What to work on -> Reproduce the material below line for line, without changing a character, and leave out the pictures.

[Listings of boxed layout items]
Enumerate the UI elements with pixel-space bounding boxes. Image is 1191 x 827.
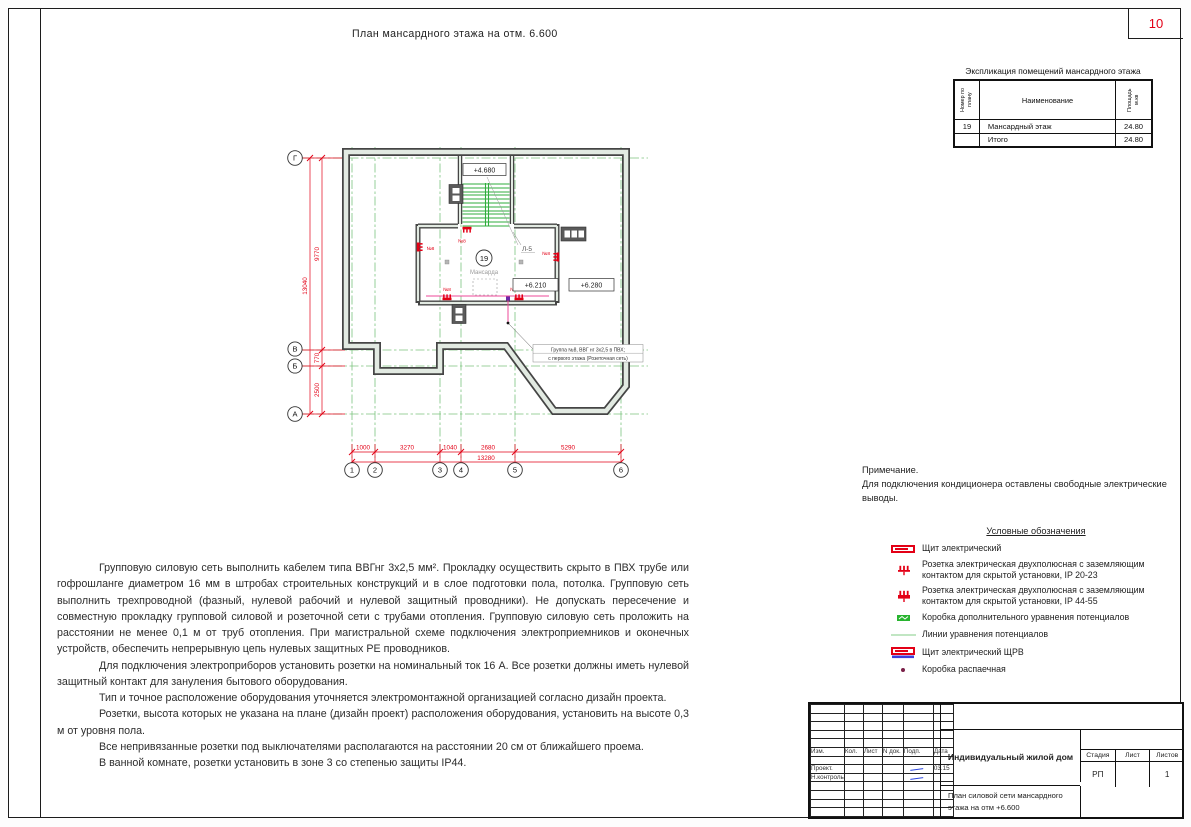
note-paragraph: Все непривязанные розетки под выключател… — [57, 739, 689, 755]
explication-grid: Номер по плану Наименование Площадь м.кв… — [953, 79, 1153, 148]
stage-label: Стадия — [1081, 750, 1115, 762]
wire-drop-point — [507, 322, 510, 325]
signature — [910, 773, 924, 780]
junction-box — [506, 297, 510, 301]
elevation-stair: +4.680 — [474, 167, 496, 174]
grid-bubble-3: 3 — [438, 466, 442, 475]
potential-line-icon — [886, 628, 922, 642]
grid-bubble-a: А — [292, 410, 297, 419]
col-header-name: Наименование — [979, 80, 1115, 120]
legend-label: Линии уравнения потенциалов — [922, 629, 1186, 640]
stamp-row-ncontrol: Н.контроль — [811, 773, 954, 782]
legend: Условные обозначения Щит электрический Р… — [886, 526, 1186, 679]
dim-bottom-5: 5290 — [561, 445, 576, 452]
socket-filled-icon — [886, 587, 922, 605]
dim-bottom-total: 13280 — [477, 455, 495, 462]
stamp-row-proekt: Проект. 03.15 — [811, 765, 954, 774]
room-name: Мансарда — [470, 270, 499, 276]
title-block-right: Индивидуальный жилой дом План силовой се… — [940, 704, 1184, 817]
title-block: Изм. Кол. Лист N док. Подп. Дата Проект.… — [808, 702, 1184, 819]
outlet-label: №8 — [427, 246, 435, 252]
note-paragraph: Для подключения электроприборов установи… — [57, 658, 689, 691]
table-row: Итого 24.80 — [954, 133, 1152, 147]
project-name: Индивидуальный жилой дом — [941, 729, 1080, 786]
title-block-left-grid: Изм. Кол. Лист N док. Подп. Дата Проект.… — [810, 704, 954, 817]
note-paragraph: Тип и точное расположение оборудования у… — [57, 690, 689, 706]
dim-bottom-3: 1040 — [443, 445, 458, 452]
col-header-area: Площадь м.кв — [1127, 83, 1141, 117]
dim-bottom-4: 2680 — [481, 445, 496, 452]
legend-label: Щит электрический ЩРВ — [922, 647, 1186, 658]
legend-title: Условные обозначения — [886, 526, 1186, 536]
grid-bubble-1: 1 — [350, 466, 354, 475]
equipotential-box — [519, 260, 523, 264]
stamp-col-ndoc: N док. — [882, 747, 903, 756]
grid-bubble-4: 4 — [459, 466, 463, 475]
room-number: 19 — [480, 254, 488, 263]
sheets-col: Листов 1 — [1150, 750, 1184, 787]
grid-bubble-g: Г — [293, 154, 297, 163]
dim-left-1: 9770 — [314, 247, 321, 262]
callout-line1: Группа №8, ВВГ нг 3х2,5 в ПВХ; — [551, 347, 625, 353]
stamp-bottom-right-cell — [1080, 786, 1184, 817]
signature — [910, 765, 924, 772]
drawing-title: План мансардного этажа на отм. 6.600 — [352, 28, 632, 40]
dim-bottom-2: 3270 — [400, 445, 415, 452]
legend-label: Розетка электрическая двухполюсная с заз… — [922, 585, 1186, 608]
potential-box-icon — [886, 611, 922, 625]
note-paragraph: Розетки, высота которых не указана на пл… — [57, 706, 689, 739]
legend-item: Розетка электрическая двухполюсная с заз… — [886, 585, 1186, 608]
sheet-value — [1116, 762, 1150, 787]
grid-bubble-v: В — [292, 345, 297, 354]
dim-left-2: 770 — [314, 352, 321, 363]
vent-block-bottom — [452, 305, 466, 324]
elevation-outside: +6.280 — [581, 283, 603, 290]
dim-left-total: 13040 — [302, 277, 309, 295]
sheet-binding-margin — [40, 8, 41, 818]
legend-item: Коробка распаечная — [886, 664, 1186, 676]
dim-left-3: 2500 — [314, 383, 321, 398]
stamp-col-izm: Изм. — [811, 747, 845, 756]
stair-label: Л-5 — [522, 246, 532, 253]
stamp-col-list: Лист — [863, 747, 882, 756]
stamp-role-label: Н.контроль — [811, 773, 845, 782]
signature-cell — [903, 773, 933, 782]
sheet-label: Лист — [1116, 750, 1150, 762]
elevation-room: +6.210 — [525, 283, 547, 290]
vent-block-left — [449, 185, 463, 204]
explication-table: Экспликация помещений мансардного этажа … — [953, 66, 1153, 148]
stamp-col-kol: Кол. — [844, 747, 863, 756]
electrical-panel-icon — [886, 542, 922, 556]
grid-bubble-6: 6 — [619, 466, 623, 475]
sheet-title-line1: План силовой сети мансардного — [948, 790, 1080, 802]
stamp-header-row: Изм. Кол. Лист N док. Подп. Дата — [811, 747, 954, 756]
grid-bubble-2: 2 — [373, 466, 377, 475]
table-row: 19 Мансардный этаж 24.80 — [954, 120, 1152, 134]
outlet-label: №8 — [542, 251, 550, 257]
sheets-label: Листов — [1150, 750, 1184, 762]
grid-bubble-b: Б — [293, 362, 298, 371]
stage-value: РП — [1081, 762, 1115, 787]
signature-cell — [903, 765, 933, 774]
remark-block: Примечание. Для подключения кондиционера… — [862, 464, 1191, 506]
general-notes: Групповую силовую сеть выполнить кабелем… — [57, 560, 689, 771]
legend-label: Коробка распаечная — [922, 664, 1186, 675]
legend-label: Щит электрический — [922, 543, 1186, 554]
sheets-value: 1 — [1150, 762, 1184, 787]
remark-text: Для подключения кондиционера оставлены с… — [862, 478, 1191, 506]
explication-title: Экспликация помещений мансардного этажа — [953, 66, 1153, 76]
legend-item: Коробка дополнительного уравнения потенц… — [886, 611, 1186, 625]
stage-col: Стадия РП — [1081, 750, 1116, 787]
legend-item: Щит электрический — [886, 542, 1186, 556]
electrical-panel-shrv-icon — [886, 645, 922, 661]
junction-box-icon — [886, 664, 922, 676]
outlet-label: №8 — [458, 239, 466, 245]
callout-line2: с первого этажа (Розеточная сеть) — [548, 356, 628, 362]
note-paragraph: Групповую силовую сеть выполнить кабелем… — [57, 560, 689, 658]
outlet-label: №8 — [443, 287, 451, 293]
sheet-title: План силовой сети мансардного этажа на о… — [941, 786, 1080, 817]
socket-open-icon — [886, 561, 922, 579]
remark-title: Примечание. — [862, 464, 1191, 478]
stage-table: Стадия РП Лист Листов 1 — [1080, 729, 1184, 782]
legend-item: Розетка электрическая двухполюсная с заз… — [886, 559, 1186, 582]
stage-empty-row — [1081, 729, 1184, 750]
page-number-box: 10 — [1128, 9, 1183, 39]
legend-label: Розетка электрическая двухполюсная с заз… — [922, 559, 1186, 582]
note-paragraph: В ванной комнате, розетки установить в з… — [57, 755, 689, 771]
sheet-title-line2: этажа на отм +6.600 — [948, 802, 1080, 814]
stamp-role-label: Проект. — [811, 765, 845, 774]
floor-plan: 9770 770 2500 13040 1000 3270 1040 2680 … — [285, 140, 685, 488]
legend-label: Коробка дополнительного уравнения потенц… — [922, 612, 1186, 623]
sheet-col: Лист — [1116, 750, 1151, 787]
stamp-col-podp: Подп. — [903, 747, 933, 756]
dim-bottom-1: 1000 — [356, 445, 371, 452]
grid-bubble-5: 5 — [513, 466, 517, 475]
stamp-top-cell — [941, 704, 1184, 730]
circuit-callout: Группа №8, ВВГ нг 3х2,5 в ПВХ; с первого… — [533, 345, 643, 363]
legend-item: Щит электрический ЩРВ — [886, 645, 1186, 661]
col-header-number: Номер по плану — [960, 83, 974, 117]
vent-block-right — [561, 227, 586, 241]
page-number: 10 — [1149, 16, 1163, 31]
legend-item: Линии уравнения потенциалов — [886, 628, 1186, 642]
equipotential-box — [445, 260, 449, 264]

Full output ->
Enumerate the UI elements with pixel-space bounding boxes. Image is 1191 x 827.
note-paragraph: Все непривязанные розетки под выключател… — [57, 739, 689, 755]
explication-grid: Номер по плану Наименование Площадь м.кв… — [953, 79, 1153, 148]
stage-label: Стадия — [1081, 750, 1115, 762]
wire-drop-point — [507, 322, 510, 325]
signature — [910, 773, 924, 780]
junction-box — [506, 297, 510, 301]
elevation-stair: +4.680 — [474, 167, 496, 174]
grid-bubble-3: 3 — [438, 466, 442, 475]
potential-line-icon — [886, 628, 922, 642]
grid-bubble-a: А — [292, 410, 297, 419]
col-header-name: Наименование — [979, 80, 1115, 120]
legend-label: Линии уравнения потенциалов — [922, 629, 1186, 640]
stamp-row-ncontrol: Н.контроль — [811, 773, 954, 782]
legend: Условные обозначения Щит электрический Р… — [886, 526, 1186, 679]
dim-bottom-5: 5290 — [561, 445, 576, 452]
socket-filled-icon — [886, 587, 922, 605]
dim-bottom-total: 13280 — [477, 455, 495, 462]
stamp-row-proekt: Проект. 03.15 — [811, 765, 954, 774]
room-name: Мансарда — [470, 270, 499, 276]
title-block-right: Индивидуальный жилой дом План силовой се… — [940, 704, 1184, 817]
title-block: Изм. Кол. Лист N док. Подп. Дата Проект.… — [808, 702, 1184, 819]
outlet-label: №8 — [427, 246, 435, 252]
note-paragraph: Для подключения электроприборов установи… — [57, 658, 689, 691]
table-row: Итого 24.80 — [954, 133, 1152, 147]
project-name: Индивидуальный жилой дом — [941, 729, 1080, 786]
title-block-left-grid: Изм. Кол. Лист N док. Подп. Дата Проект.… — [810, 704, 954, 817]
note-paragraph: Тип и точное расположение оборудования у… — [57, 690, 689, 706]
dim-bottom-3: 1040 — [443, 445, 458, 452]
col-header-area: Площадь м.кв — [1127, 83, 1141, 117]
dim-bottom-4: 2680 — [481, 445, 496, 452]
legend-label: Щит электрический ЩРВ — [922, 647, 1186, 658]
legend-title: Условные обозначения — [886, 526, 1186, 536]
grid-bubble-1: 1 — [350, 466, 354, 475]
equipotential-box — [519, 260, 523, 264]
stamp-col-ndoc: N док. — [882, 747, 903, 756]
grid-bubble-4: 4 — [459, 466, 463, 475]
room-number: 19 — [480, 254, 488, 263]
sheets-col: Листов 1 — [1150, 750, 1184, 787]
grid-bubble-g: Г — [293, 154, 297, 163]
dim-left-1: 9770 — [314, 247, 321, 262]
callout-line1: Группа №8, ВВГ нг 3х2,5 в ПВХ; — [551, 347, 625, 353]
stamp-bottom-right-cell — [1080, 786, 1184, 817]
signature — [910, 765, 924, 772]
drawing-title: План мансардного этажа на отм. 6.600 — [352, 28, 632, 40]
dim-bottom-2: 3270 — [400, 445, 415, 452]
legend-label: Розетка электрическая двухполюсная с заз… — [922, 585, 1186, 608]
potential-box-icon — [886, 611, 922, 625]
note-paragraph: Розетки, высота которых не указана на пл… — [57, 706, 689, 739]
legend-item: Розетка электрическая двухполюсная с заз… — [886, 585, 1186, 608]
sheet-value — [1116, 762, 1150, 787]
grid-bubble-v: В — [292, 345, 297, 354]
dim-left-2: 770 — [314, 352, 321, 363]
vent-block-bottom — [452, 305, 466, 324]
elevation-outside: +6.280 — [581, 283, 603, 290]
dim-left-total: 13040 — [302, 277, 309, 295]
sheet-binding-margin — [40, 8, 41, 818]
legend-item: Коробка распаечная — [886, 664, 1186, 676]
dim-left-3: 2500 — [314, 383, 321, 398]
stamp-col-izm: Изм. — [811, 747, 845, 756]
stair-label: Л-5 — [522, 246, 532, 253]
stamp-col-list: Лист — [863, 747, 882, 756]
stamp-role-label: Н.контроль — [811, 773, 845, 782]
signature-cell — [903, 773, 933, 782]
sheet-label: Лист — [1116, 750, 1150, 762]
elevation-room: +6.210 — [525, 283, 547, 290]
vent-block-left — [449, 185, 463, 204]
explication-table: Экспликация помещений мансардного этажа … — [953, 66, 1153, 148]
stamp-col-kol: Кол. — [844, 747, 863, 756]
electrical-panel-icon — [886, 542, 922, 556]
grid-bubble-6: 6 — [619, 466, 623, 475]
sheet-title-line1: План силовой сети мансардного — [948, 790, 1080, 802]
stamp-header-row: Изм. Кол. Лист N док. Подп. Дата — [811, 747, 954, 756]
grid-bubble-2: 2 — [373, 466, 377, 475]
table-row: 19 Мансардный этаж 24.80 — [954, 120, 1152, 134]
outlet-label: №8 — [542, 251, 550, 257]
sheets-label: Листов — [1150, 750, 1184, 762]
grid-bubble-b: Б — [293, 362, 298, 371]
stage-value: РП — [1081, 762, 1115, 787]
signature-cell — [903, 765, 933, 774]
remark-block: Примечание. Для подключения кондиционера… — [862, 464, 1191, 506]
general-notes: Групповую силовую сеть выполнить кабелем… — [57, 560, 689, 771]
legend-label: Коробка распаечная — [922, 664, 1186, 675]
legend-label: Щит электрический — [922, 543, 1186, 554]
sheets-value: 1 — [1150, 762, 1184, 787]
remark-text: Для подключения кондиционера оставлены с… — [862, 478, 1191, 506]
explication-title: Экспликация помещений мансардного этажа — [953, 66, 1153, 76]
legend-item: Коробка дополнительного уравнения потенц… — [886, 611, 1186, 625]
stage-col: Стадия РП — [1081, 750, 1116, 787]
legend-item: Щит электрический — [886, 542, 1186, 556]
electrical-panel-shrv-icon — [886, 645, 922, 661]
junction-box-icon — [886, 664, 922, 676]
outlet-label: №8 — [458, 239, 466, 245]
callout-line2: с первого этажа (Розеточная сеть) — [548, 356, 628, 362]
note-paragraph: Групповую силовую сеть выполнить кабелем… — [57, 560, 689, 658]
outlet-label: №8 — [443, 287, 451, 293]
sheet-title: План силовой сети мансардного этажа на о… — [941, 786, 1080, 817]
socket-open-icon — [886, 561, 922, 579]
remark-title: Примечание. — [862, 464, 1191, 478]
stage-table: Стадия РП Лист Листов 1 — [1080, 729, 1184, 782]
legend-item: Розетка электрическая двухполюсная с заз… — [886, 559, 1186, 582]
stage-empty-row — [1081, 729, 1184, 750]
page-number-box: 10 — [1128, 9, 1183, 39]
legend-label: Розетка электрическая двухполюсная с заз… — [922, 559, 1186, 582]
note-paragraph: В ванной комнате, розетки установить в з… — [57, 755, 689, 771]
sheet-title-line2: этажа на отм +6.600 — [948, 802, 1080, 814]
stamp-role-label: Проект. — [811, 765, 845, 774]
floor-plan: 9770 770 2500 13040 1000 3270 1040 2680 … — [285, 140, 685, 488]
legend-label: Коробка дополнительного уравнения потенц… — [922, 612, 1186, 623]
sheet-col: Лист — [1116, 750, 1151, 787]
stamp-col-podp: Подп. — [903, 747, 933, 756]
dim-bottom-1: 1000 — [356, 445, 371, 452]
grid-bubble-5: 5 — [513, 466, 517, 475]
stamp-top-cell — [941, 704, 1184, 730]
circuit-callout: Группа №8, ВВГ нг 3х2,5 в ПВХ; с первого… — [533, 345, 643, 363]
legend-item: Щит электрический ЩРВ — [886, 645, 1186, 661]
col-header-number: Номер по плану — [960, 83, 974, 117]
vent-block-right — [561, 227, 586, 241]
page-number: 10 — [1149, 16, 1163, 31]
legend-item: Линии уравнения потенциалов — [886, 628, 1186, 642]
equipotential-box — [445, 260, 449, 264]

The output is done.